YOUR TASK:
Type every record exactly as it appears.

╭─ EXERCISE MATERIAL

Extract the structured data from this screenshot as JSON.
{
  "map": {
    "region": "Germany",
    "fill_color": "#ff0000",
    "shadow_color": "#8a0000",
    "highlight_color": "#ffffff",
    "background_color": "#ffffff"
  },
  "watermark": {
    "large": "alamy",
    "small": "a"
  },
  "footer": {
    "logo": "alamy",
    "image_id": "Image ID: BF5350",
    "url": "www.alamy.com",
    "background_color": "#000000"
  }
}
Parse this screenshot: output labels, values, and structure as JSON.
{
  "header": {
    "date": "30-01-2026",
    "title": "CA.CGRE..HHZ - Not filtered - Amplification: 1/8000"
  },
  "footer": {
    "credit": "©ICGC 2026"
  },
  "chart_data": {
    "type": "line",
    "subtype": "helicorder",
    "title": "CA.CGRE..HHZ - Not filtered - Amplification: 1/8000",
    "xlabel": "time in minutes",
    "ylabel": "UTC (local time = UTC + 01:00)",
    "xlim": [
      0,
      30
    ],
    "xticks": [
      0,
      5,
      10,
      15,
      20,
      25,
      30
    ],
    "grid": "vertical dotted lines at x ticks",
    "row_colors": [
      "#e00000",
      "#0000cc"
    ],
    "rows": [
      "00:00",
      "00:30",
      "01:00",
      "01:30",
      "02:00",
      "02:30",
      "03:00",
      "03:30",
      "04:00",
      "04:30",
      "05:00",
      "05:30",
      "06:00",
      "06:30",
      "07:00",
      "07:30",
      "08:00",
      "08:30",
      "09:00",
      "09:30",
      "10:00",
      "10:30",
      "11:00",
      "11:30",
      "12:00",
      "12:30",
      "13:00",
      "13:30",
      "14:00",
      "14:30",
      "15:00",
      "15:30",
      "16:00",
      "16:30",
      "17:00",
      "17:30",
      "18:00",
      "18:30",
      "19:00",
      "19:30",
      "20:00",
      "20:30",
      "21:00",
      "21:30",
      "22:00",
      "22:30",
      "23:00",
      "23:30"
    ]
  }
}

╰─

RESPONSE TO THE EXERCISE:
Extract the structured data from this screenshot as JSON.
{
  "map": {
    "region": "Germany",
    "fill_color": "#ff0000",
    "shadow_color": "#8a0000",
    "highlight_color": "#ffffff",
    "background_color": "#ffffff"
  },
  "watermark": {
    "large": "alamy",
    "small": "a"
  },
  "footer": {
    "logo": "alamy",
    "image_id": "Image ID: BF5350",
    "url": "www.alamy.com",
    "background_color": "#000000"
  }
}
Parse this screenshot: output labels, values, and structure as JSON.
{
  "header": {
    "date": "30-01-2026",
    "title": "CA.CGRE..HHZ - Not filtered - Amplification: 1/8000"
  },
  "footer": {
    "credit": "©ICGC 2026"
  },
  "chart_data": {
    "type": "line",
    "subtype": "helicorder",
    "title": "CA.CGRE..HHZ - Not filtered - Amplification: 1/8000",
    "xlabel": "time in minutes",
    "ylabel": "UTC (local time = UTC + 01:00)",
    "xlim": [
      0,
      30
    ],
    "xticks": [
      0,
      5,
      10,
      15,
      20,
      25,
      30
    ],
    "grid": "vertical dotted lines at x ticks",
    "row_colors": [
      "#e00000",
      "#0000cc"
    ],
    "rows": [
      "00:00",
      "00:30",
      "01:00",
      "01:30",
      "02:00",
      "02:30",
      "03:00",
      "03:30",
      "04:00",
      "04:30",
      "05:00",
      "05:30",
      "06:00",
      "06:30",
      "07:00",
      "07:30",
      "08:00",
      "08:30",
      "09:00",
      "09:30",
      "10:00",
      "10:30",
      "11:00",
      "11:30",
      "12:00",
      "12:30",
      "13:00",
      "13:30",
      "14:00",
      "14:30",
      "15:00",
      "15:30",
      "16:00",
      "16:30",
      "17:00",
      "17:30",
      "18:00",
      "18:30",
      "19:00",
      "19:30",
      "20:00",
      "20:30",
      "21:00",
      "21:30",
      "22:00",
      "22:30",
      "23:00",
      "23:30"
    ]
  }
}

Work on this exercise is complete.